**What you need to do**: In the records, take the part that opens with the line containing "file-row[interactable]: qxl 18/11/2024" and closes with the line containing "file-row[interactable]: data 18/11/2024", and write it out again with "File folder" replaced by "Folder" and nothing else altered.

**Material to process**:

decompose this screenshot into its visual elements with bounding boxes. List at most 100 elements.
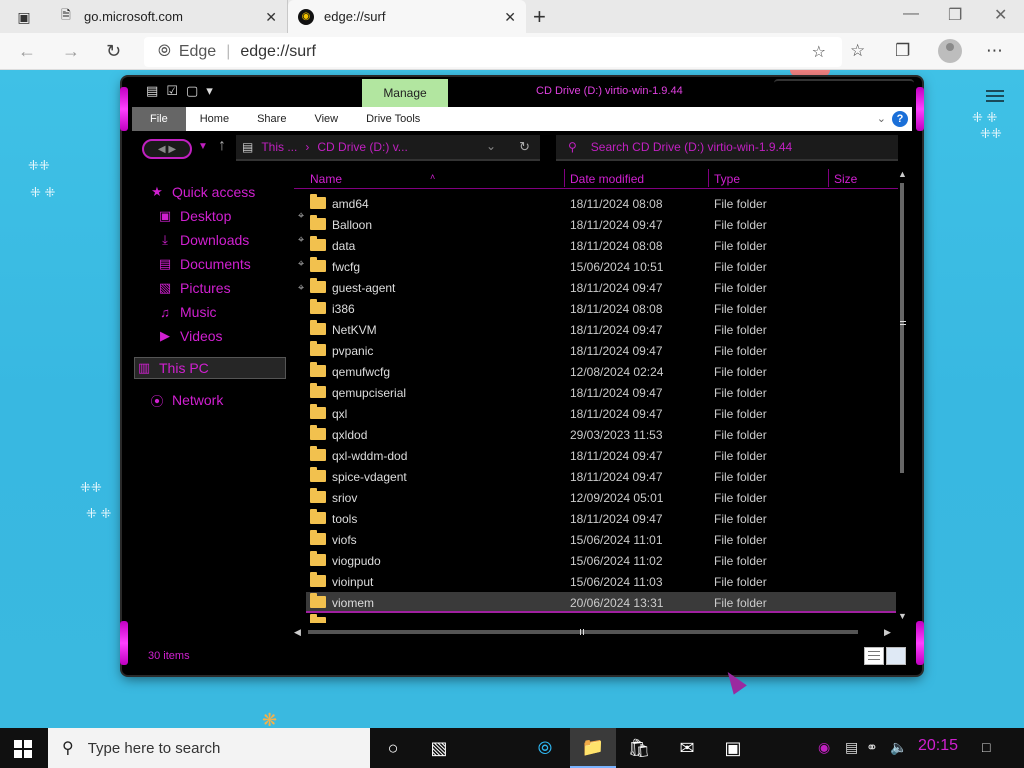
file-row[interactable]: qxl 18/11/2024 09:47 File folder	[306, 403, 896, 424]
edge-icon[interactable]: ⦾	[522, 728, 568, 768]
sidebar-item-documents[interactable]: ▤ Documents ⌖	[156, 253, 304, 275]
tab-edge-surf[interactable]: ◉ edge://surf ✕	[288, 0, 526, 33]
sidebar-item-this-pc[interactable]: ▥ This PC	[134, 357, 286, 379]
help-icon[interactable]: ?	[892, 111, 908, 127]
restore-icon[interactable]: ❐	[948, 5, 962, 25]
file-row[interactable]: qxldod 29/03/2023 11:53 File folder	[306, 424, 896, 445]
recent-locations-icon[interactable]: ▼	[198, 141, 208, 152]
file-row[interactable]: spice-vdagent 18/11/2024 09:47 File folder	[306, 466, 896, 487]
cortana-icon[interactable]: ○	[370, 728, 416, 768]
up-arrow-icon[interactable]: ↑	[218, 137, 226, 155]
address-bar[interactable]: ⦾ Edge | edge://surf ☆	[144, 37, 842, 67]
taskbar-search[interactable]: ⚲ Type here to search	[48, 728, 370, 768]
breadcrumb-drive[interactable]: CD Drive (D:) v...	[317, 140, 407, 154]
file-row[interactable]: qemufwcfg 12/08/2024 02:24 File folder	[306, 361, 896, 382]
store-icon[interactable]: 🛍	[616, 728, 662, 768]
windows-start-icon[interactable]	[14, 740, 32, 758]
file-row[interactable]: viofs 15/06/2024 11:01 File folder	[306, 529, 896, 550]
file-row[interactable]: data 18/11/2024 08:08 File folder	[306, 235, 896, 256]
sidebar-item-desktop[interactable]: ▣ Desktop ⌖	[156, 205, 304, 227]
back-icon[interactable]: ←	[18, 41, 36, 62]
address-url[interactable]: edge://surf	[240, 43, 316, 61]
file-row[interactable]: pvpanic 18/11/2024 09:47 File folder	[306, 340, 896, 361]
chevron-down-icon[interactable]: ▾	[206, 83, 213, 99]
forward-icon[interactable]: →	[62, 41, 80, 62]
file-row[interactable]: guest-agent 18/11/2024 09:47 File folder	[306, 277, 896, 298]
close-tab-icon[interactable]: ✕	[504, 9, 516, 26]
sidebar-item-quick-access[interactable]: ★ Quick access	[148, 181, 255, 203]
file-row[interactable]: qemupciserial 18/11/2024 09:47 File folder	[306, 382, 896, 403]
tray-app-icon[interactable]: ◉	[818, 739, 830, 756]
file-row[interactable]: NetKVM 18/11/2024 09:47 File folder	[306, 319, 896, 340]
file-row[interactable]: Balloon 18/11/2024 09:47 File folder	[306, 214, 896, 235]
details-view-icon[interactable]	[864, 647, 884, 665]
network-icon[interactable]: ⚭	[866, 739, 878, 756]
scroll-down-icon[interactable]: ▼	[898, 611, 907, 621]
tab-manage[interactable]: Manage	[362, 79, 448, 107]
clock[interactable]: 20:15	[918, 737, 958, 755]
tab-file[interactable]: File	[132, 107, 186, 131]
collections-icon[interactable]: ❐	[895, 41, 910, 61]
sidebar-item-downloads[interactable]: ⤓ Downloads ⌖	[156, 229, 304, 251]
tab-actions-icon[interactable]: ▣	[8, 6, 40, 28]
sidebar-item-network[interactable]: ⦿ Network	[148, 389, 223, 411]
column-size[interactable]: Size	[834, 172, 857, 186]
app-icon[interactable]: ▣	[710, 728, 756, 768]
file-row[interactable]: vioinput 15/06/2024 11:03 File folder	[306, 571, 896, 592]
sidebar-item-music[interactable]: ♫ Music	[156, 301, 216, 323]
tab-view[interactable]: View	[300, 107, 352, 131]
column-name[interactable]: Name	[310, 172, 342, 186]
add-favorite-icon[interactable]: ☆	[812, 42, 826, 62]
file-row[interactable]: amd64 18/11/2024 08:08 File folder	[306, 193, 896, 214]
file-row-partial[interactable]	[306, 613, 896, 623]
tab-drive-tools[interactable]: Drive Tools	[352, 107, 434, 131]
tray-device-icon[interactable]: ▤	[845, 739, 858, 756]
chevron-down-icon[interactable]: ⌄	[486, 139, 496, 153]
expand-ribbon-icon[interactable]: ⌄	[877, 112, 886, 125]
close-window-icon[interactable]: ✕	[994, 5, 1007, 25]
drive-icon[interactable]: ▤	[146, 83, 158, 99]
volume-muted-icon[interactable]: 🔈	[890, 739, 907, 756]
file-row[interactable]: viomem 20/06/2024 13:31 File folder	[306, 592, 896, 613]
file-row[interactable]: viogpudo 15/06/2024 11:02 File folder	[306, 550, 896, 571]
game-menu-icon[interactable]	[986, 90, 1004, 105]
back-forward-buttons[interactable]: ◀ ▶	[142, 139, 192, 159]
large-icons-view-icon[interactable]	[886, 647, 906, 665]
column-divider[interactable]	[828, 169, 829, 187]
file-explorer-window[interactable]: ▤ ☑ ▢ ▾ Manage CD Drive (D:) virtio-win-…	[120, 77, 924, 675]
properties-icon[interactable]: ☑	[166, 83, 178, 99]
column-divider[interactable]	[564, 169, 565, 187]
tab-go-microsoft[interactable]: 🗎 go.microsoft.com ✕	[48, 0, 288, 33]
file-row[interactable]: sriov 12/09/2024 05:01 File folder	[306, 487, 896, 508]
file-row[interactable]: i386 18/11/2024 08:08 File folder	[306, 298, 896, 319]
notifications-icon[interactable]: □	[982, 739, 990, 755]
column-date-modified[interactable]: Date modified	[570, 172, 644, 186]
new-tab-icon[interactable]: +	[533, 4, 546, 30]
new-folder-icon[interactable]: ▢	[186, 83, 198, 99]
file-row[interactable]: tools 18/11/2024 09:47 File folder	[306, 508, 896, 529]
explorer-search[interactable]: ⚲ Search CD Drive (D:) virtio-win-1.9.44	[556, 135, 898, 161]
mail-icon[interactable]: ✉	[664, 728, 710, 768]
minimize-icon[interactable]: —	[903, 5, 919, 23]
file-row[interactable]: fwcfg 15/06/2024 10:51 File folder	[306, 256, 896, 277]
scroll-thumb[interactable]	[900, 183, 904, 473]
task-view-icon[interactable]: ▧	[416, 728, 462, 768]
tab-share[interactable]: Share	[243, 107, 300, 131]
refresh-icon[interactable]: ↻	[106, 41, 121, 62]
profile-avatar[interactable]	[938, 39, 962, 63]
scroll-right-icon[interactable]: ▶	[884, 627, 891, 638]
scroll-up-icon[interactable]: ▲	[898, 169, 907, 179]
tab-home[interactable]: Home	[186, 107, 243, 131]
breadcrumb-this-pc[interactable]: This ...	[261, 140, 297, 154]
column-type[interactable]: Type	[714, 172, 740, 186]
scroll-left-icon[interactable]: ◀	[294, 627, 301, 638]
column-divider[interactable]	[708, 169, 709, 187]
refresh-icon[interactable]: ↻	[519, 139, 530, 155]
file-row[interactable]: qxl-wddm-dod 18/11/2024 09:47 File folder	[306, 445, 896, 466]
surf-game-page[interactable]: ⁜⁜ ⁜ ⁜ ⁜ ⁜ ⁜⁜ ⁜⁜ ⁜ ⁜ ❋ ▤ ☑ ▢ ▾ Manage CD…	[0, 70, 1024, 728]
sidebar-item-videos[interactable]: ▶ Videos	[156, 325, 223, 347]
file-explorer-icon[interactable]: 📁	[570, 728, 616, 768]
favorites-icon[interactable]: ☆	[850, 41, 865, 61]
sidebar-item-pictures[interactable]: ▧ Pictures ⌖	[156, 277, 304, 299]
vertical-scrollbar[interactable]: ▲ ▼	[898, 169, 908, 625]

**Result**:
file-row[interactable]: qxl 18/11/2024 09:47 Folder	[306, 403, 896, 424]
edge-icon[interactable]: ⦾	[522, 728, 568, 768]
sidebar-item-documents[interactable]: ▤ Documents ⌖	[156, 253, 304, 275]
tab-edge-surf[interactable]: ◉ edge://surf ✕	[288, 0, 526, 33]
sidebar-item-this-pc[interactable]: ▥ This PC	[134, 357, 286, 379]
help-icon[interactable]: ?	[892, 111, 908, 127]
restore-icon[interactable]: ❐	[948, 5, 962, 25]
file-row[interactable]: qxldod 29/03/2023 11:53 Folder	[306, 424, 896, 445]
recent-locations-icon[interactable]: ▼	[198, 141, 208, 152]
file-row[interactable]: spice-vdagent 18/11/2024 09:47 Folder	[306, 466, 896, 487]
cortana-icon[interactable]: ○	[370, 728, 416, 768]
up-arrow-icon[interactable]: ↑	[218, 137, 226, 155]
address-bar[interactable]: ⦾ Edge | edge://surf ☆	[144, 37, 842, 67]
taskbar-search[interactable]: ⚲ Type here to search	[48, 728, 370, 768]
breadcrumb-drive[interactable]: CD Drive (D:) v...	[317, 140, 407, 154]
file-row[interactable]: qemufwcfg 12/08/2024 02:24 Folder	[306, 361, 896, 382]
store-icon[interactable]: 🛍	[616, 728, 662, 768]
windows-start-icon[interactable]	[14, 740, 32, 758]
file-row[interactable]: viofs 15/06/2024 11:01 Folder	[306, 529, 896, 550]
file-row[interactable]: data 18/11/2024 08:08 Folder	[306, 235, 896, 256]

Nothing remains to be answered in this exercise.